### GIVEN INSTRUCTION
Count the lines below that contain the word "dire", and report only that number.
========================================================================
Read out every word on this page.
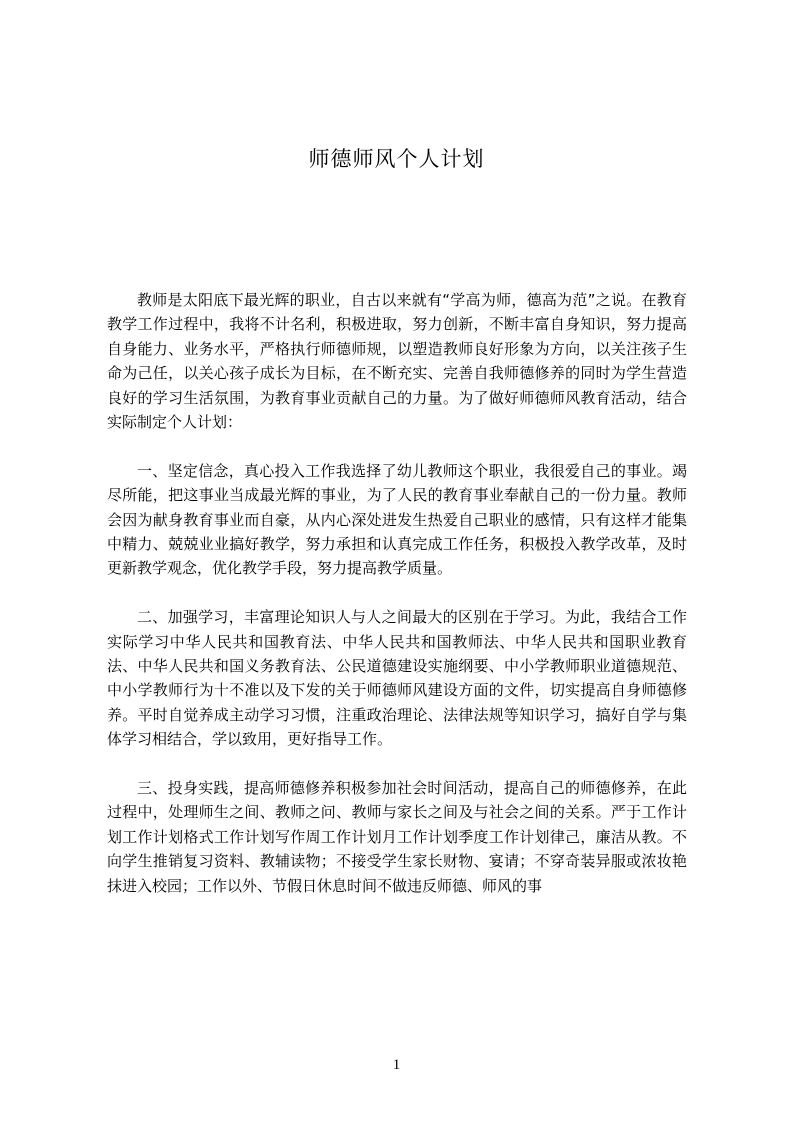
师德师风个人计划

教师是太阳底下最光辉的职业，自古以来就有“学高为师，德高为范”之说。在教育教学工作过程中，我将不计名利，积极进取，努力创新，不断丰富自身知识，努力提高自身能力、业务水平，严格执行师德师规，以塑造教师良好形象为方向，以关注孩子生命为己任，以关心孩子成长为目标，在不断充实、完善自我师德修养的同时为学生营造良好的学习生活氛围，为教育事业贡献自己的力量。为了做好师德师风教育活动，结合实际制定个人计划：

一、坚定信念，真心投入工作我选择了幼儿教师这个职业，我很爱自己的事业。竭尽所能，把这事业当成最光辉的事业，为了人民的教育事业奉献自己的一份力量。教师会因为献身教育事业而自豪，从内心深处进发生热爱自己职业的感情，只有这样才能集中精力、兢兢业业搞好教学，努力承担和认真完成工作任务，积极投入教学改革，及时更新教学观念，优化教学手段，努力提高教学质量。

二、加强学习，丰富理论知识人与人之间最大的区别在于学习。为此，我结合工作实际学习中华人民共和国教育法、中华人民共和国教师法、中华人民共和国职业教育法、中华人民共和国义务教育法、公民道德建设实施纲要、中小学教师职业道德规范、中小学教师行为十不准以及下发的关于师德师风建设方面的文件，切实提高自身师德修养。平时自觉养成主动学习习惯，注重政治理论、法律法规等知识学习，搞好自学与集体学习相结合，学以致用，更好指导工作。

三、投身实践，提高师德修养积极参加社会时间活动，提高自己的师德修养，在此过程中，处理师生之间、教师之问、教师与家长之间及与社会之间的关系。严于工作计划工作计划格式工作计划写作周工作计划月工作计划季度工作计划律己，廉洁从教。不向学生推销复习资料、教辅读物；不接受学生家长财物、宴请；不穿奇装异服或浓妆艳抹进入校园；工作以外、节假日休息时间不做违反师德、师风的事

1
========================================================================
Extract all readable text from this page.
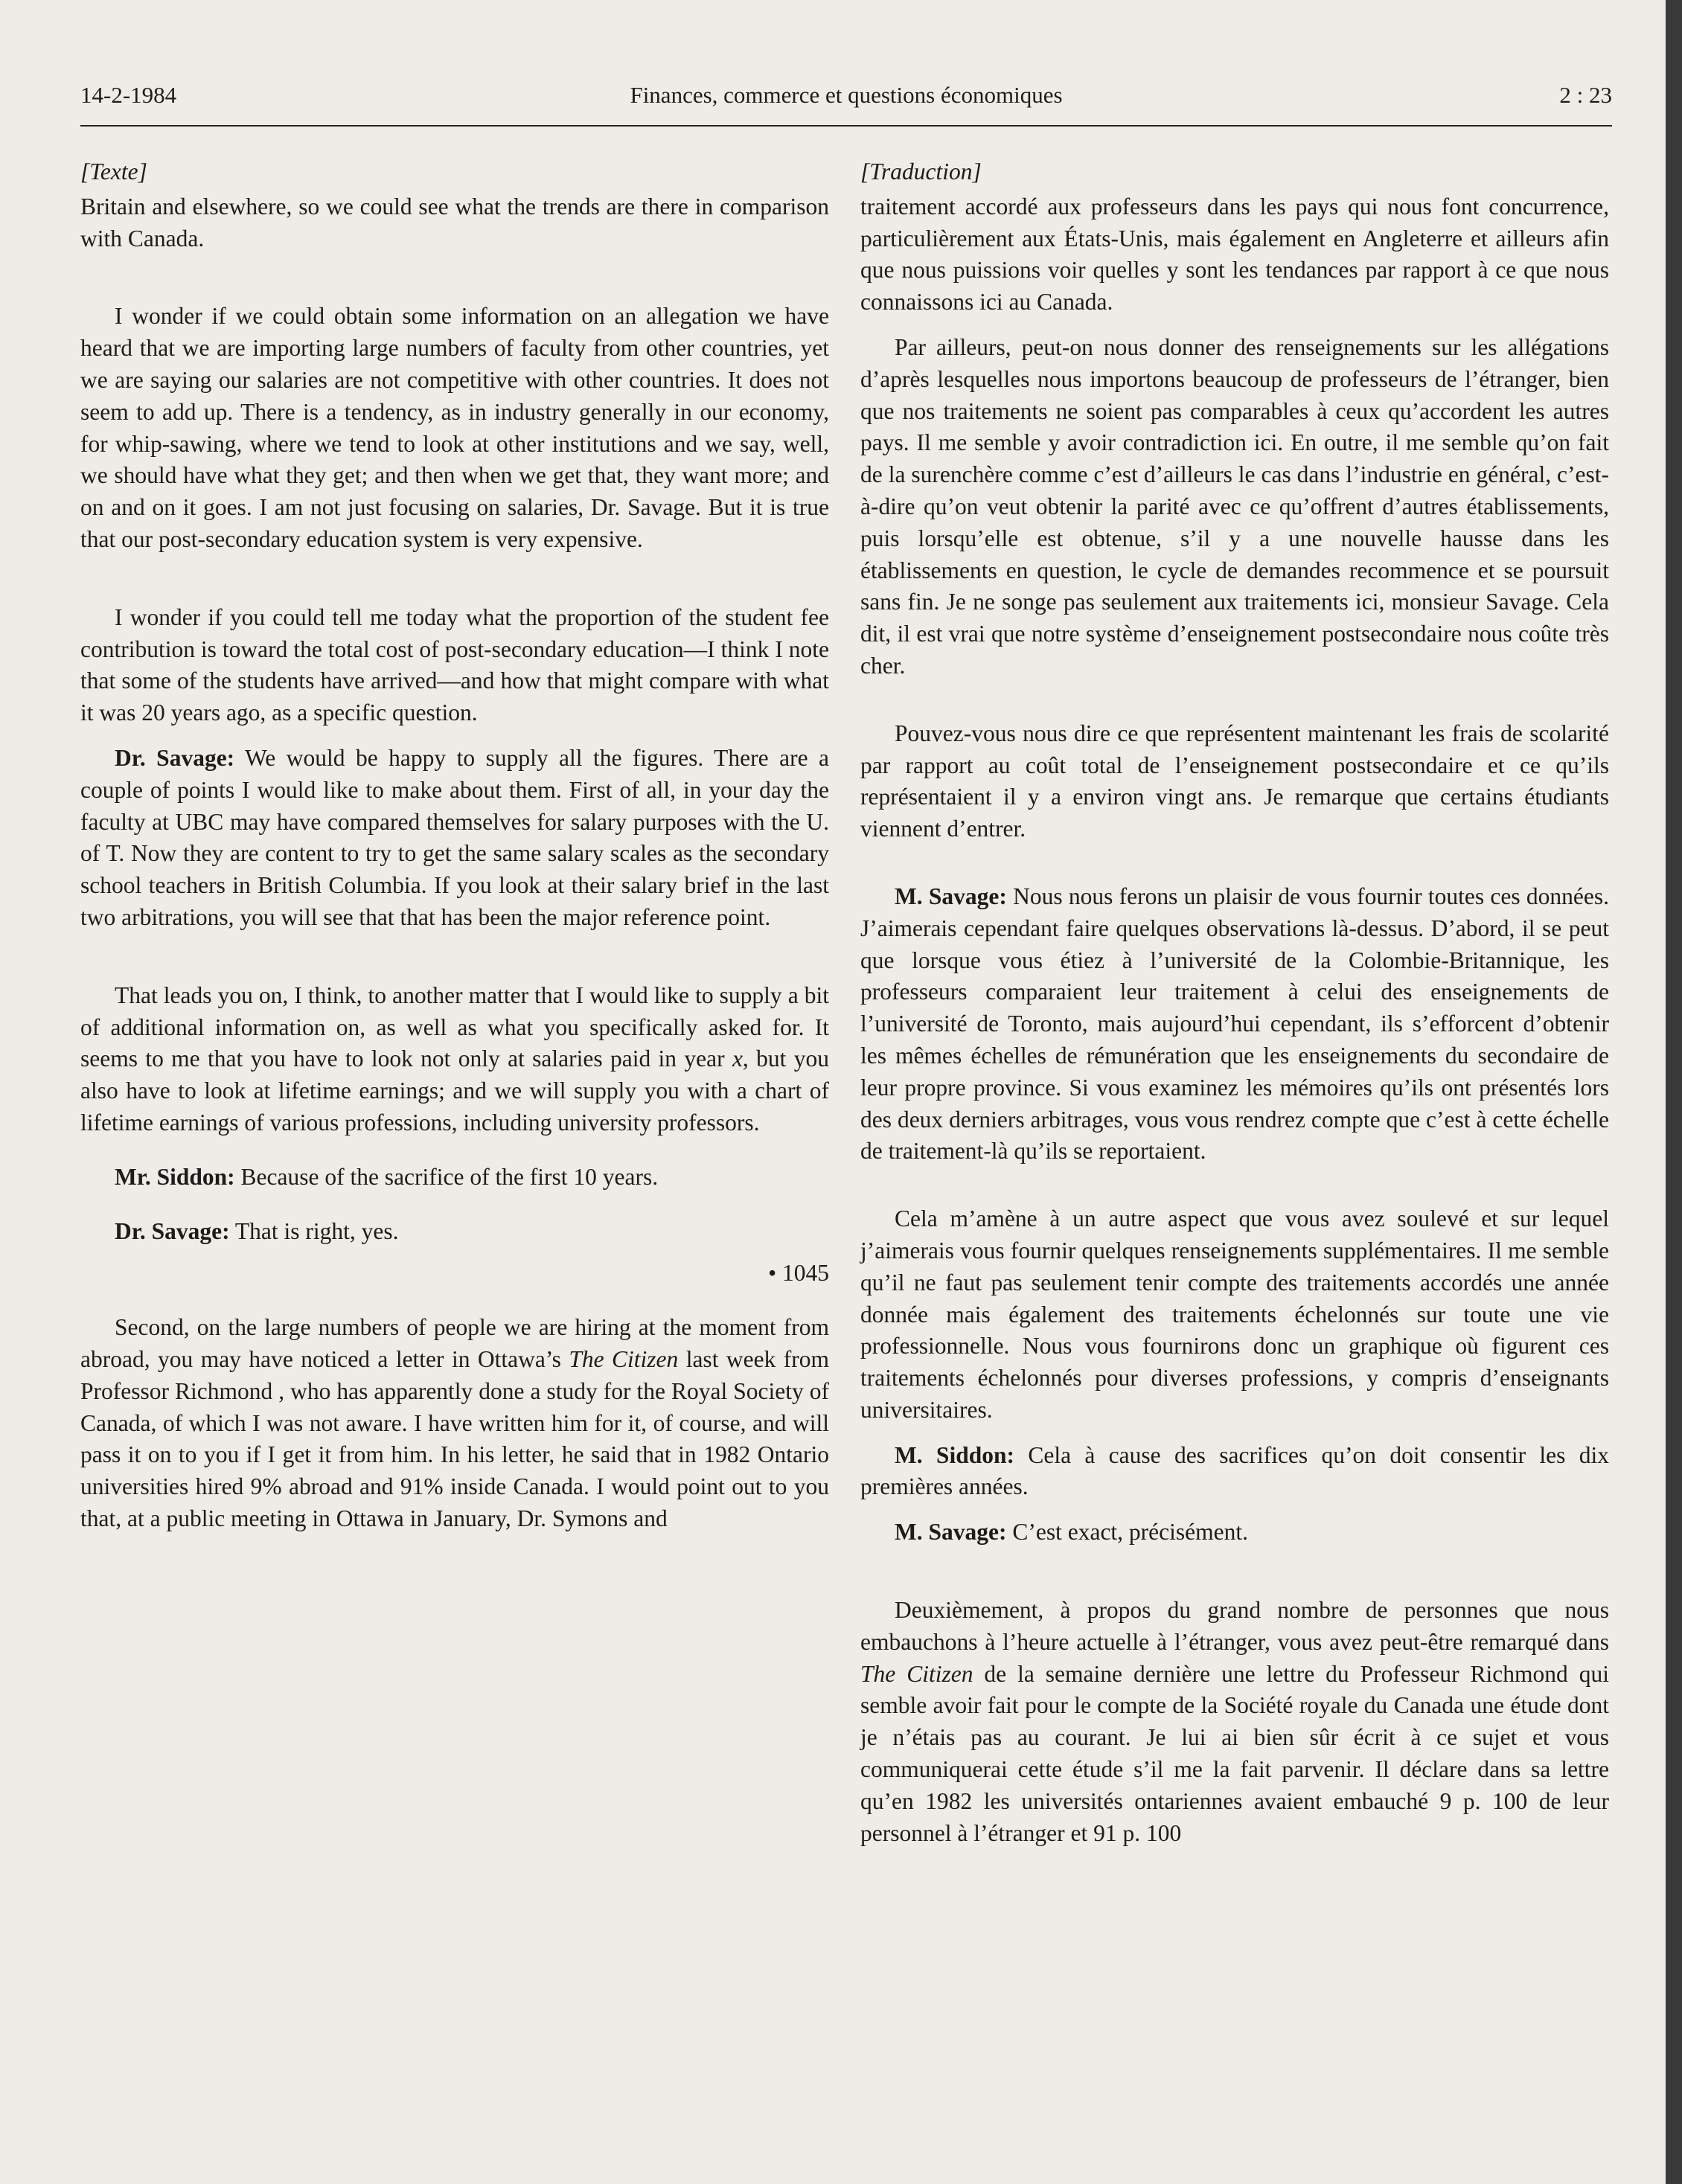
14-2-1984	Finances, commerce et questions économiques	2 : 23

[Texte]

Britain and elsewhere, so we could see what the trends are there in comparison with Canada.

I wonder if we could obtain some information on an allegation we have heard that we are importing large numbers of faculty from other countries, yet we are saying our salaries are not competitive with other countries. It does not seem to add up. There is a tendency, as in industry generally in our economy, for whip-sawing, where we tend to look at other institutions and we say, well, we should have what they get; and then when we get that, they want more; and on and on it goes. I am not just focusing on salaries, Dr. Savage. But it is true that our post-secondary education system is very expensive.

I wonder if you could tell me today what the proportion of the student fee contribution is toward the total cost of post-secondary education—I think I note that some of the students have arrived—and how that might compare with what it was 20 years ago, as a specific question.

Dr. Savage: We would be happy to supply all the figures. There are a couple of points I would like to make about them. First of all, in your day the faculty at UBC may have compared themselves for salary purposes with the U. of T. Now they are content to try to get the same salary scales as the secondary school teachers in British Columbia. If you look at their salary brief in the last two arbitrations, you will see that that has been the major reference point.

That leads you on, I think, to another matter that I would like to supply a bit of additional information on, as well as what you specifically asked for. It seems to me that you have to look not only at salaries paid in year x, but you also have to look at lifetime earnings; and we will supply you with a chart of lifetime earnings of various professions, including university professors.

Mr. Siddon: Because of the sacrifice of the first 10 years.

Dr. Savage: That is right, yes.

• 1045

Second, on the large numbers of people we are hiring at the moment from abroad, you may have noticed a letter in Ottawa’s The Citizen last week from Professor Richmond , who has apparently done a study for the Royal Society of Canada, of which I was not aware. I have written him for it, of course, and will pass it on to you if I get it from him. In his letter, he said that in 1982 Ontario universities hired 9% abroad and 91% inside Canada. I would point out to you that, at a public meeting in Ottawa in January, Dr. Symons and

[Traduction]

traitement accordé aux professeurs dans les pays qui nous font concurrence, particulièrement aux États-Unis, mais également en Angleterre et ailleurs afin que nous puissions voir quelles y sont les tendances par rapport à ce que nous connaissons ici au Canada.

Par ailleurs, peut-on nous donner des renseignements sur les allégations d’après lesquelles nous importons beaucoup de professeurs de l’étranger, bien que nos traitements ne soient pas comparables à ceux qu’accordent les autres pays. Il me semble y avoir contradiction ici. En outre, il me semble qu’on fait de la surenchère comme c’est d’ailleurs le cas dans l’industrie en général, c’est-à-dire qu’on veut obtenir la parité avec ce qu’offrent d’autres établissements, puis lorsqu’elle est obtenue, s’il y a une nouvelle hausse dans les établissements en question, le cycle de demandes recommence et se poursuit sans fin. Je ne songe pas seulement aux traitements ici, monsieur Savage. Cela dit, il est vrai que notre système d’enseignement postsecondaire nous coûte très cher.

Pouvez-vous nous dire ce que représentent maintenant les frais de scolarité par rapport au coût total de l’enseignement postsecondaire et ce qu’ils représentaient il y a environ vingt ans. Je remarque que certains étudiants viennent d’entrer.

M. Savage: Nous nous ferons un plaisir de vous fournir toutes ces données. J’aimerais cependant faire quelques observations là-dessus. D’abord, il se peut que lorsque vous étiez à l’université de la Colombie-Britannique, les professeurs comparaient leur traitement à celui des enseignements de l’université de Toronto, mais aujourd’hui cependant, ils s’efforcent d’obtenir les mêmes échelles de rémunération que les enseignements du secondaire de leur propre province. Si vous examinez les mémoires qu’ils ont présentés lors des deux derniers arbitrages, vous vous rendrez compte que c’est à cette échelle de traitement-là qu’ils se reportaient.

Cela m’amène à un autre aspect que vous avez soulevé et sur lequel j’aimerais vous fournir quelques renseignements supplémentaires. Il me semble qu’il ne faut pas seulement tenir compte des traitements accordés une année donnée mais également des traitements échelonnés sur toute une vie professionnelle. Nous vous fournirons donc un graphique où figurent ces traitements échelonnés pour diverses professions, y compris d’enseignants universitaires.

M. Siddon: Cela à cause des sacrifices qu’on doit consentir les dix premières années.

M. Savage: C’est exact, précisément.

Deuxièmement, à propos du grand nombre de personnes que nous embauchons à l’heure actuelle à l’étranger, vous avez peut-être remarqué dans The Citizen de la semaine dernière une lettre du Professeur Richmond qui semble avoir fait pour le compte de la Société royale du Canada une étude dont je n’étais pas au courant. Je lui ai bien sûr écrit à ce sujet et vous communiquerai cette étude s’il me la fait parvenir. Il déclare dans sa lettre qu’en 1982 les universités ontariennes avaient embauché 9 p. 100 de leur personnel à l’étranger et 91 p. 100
========================================================================
### SOLUTION BELOW
2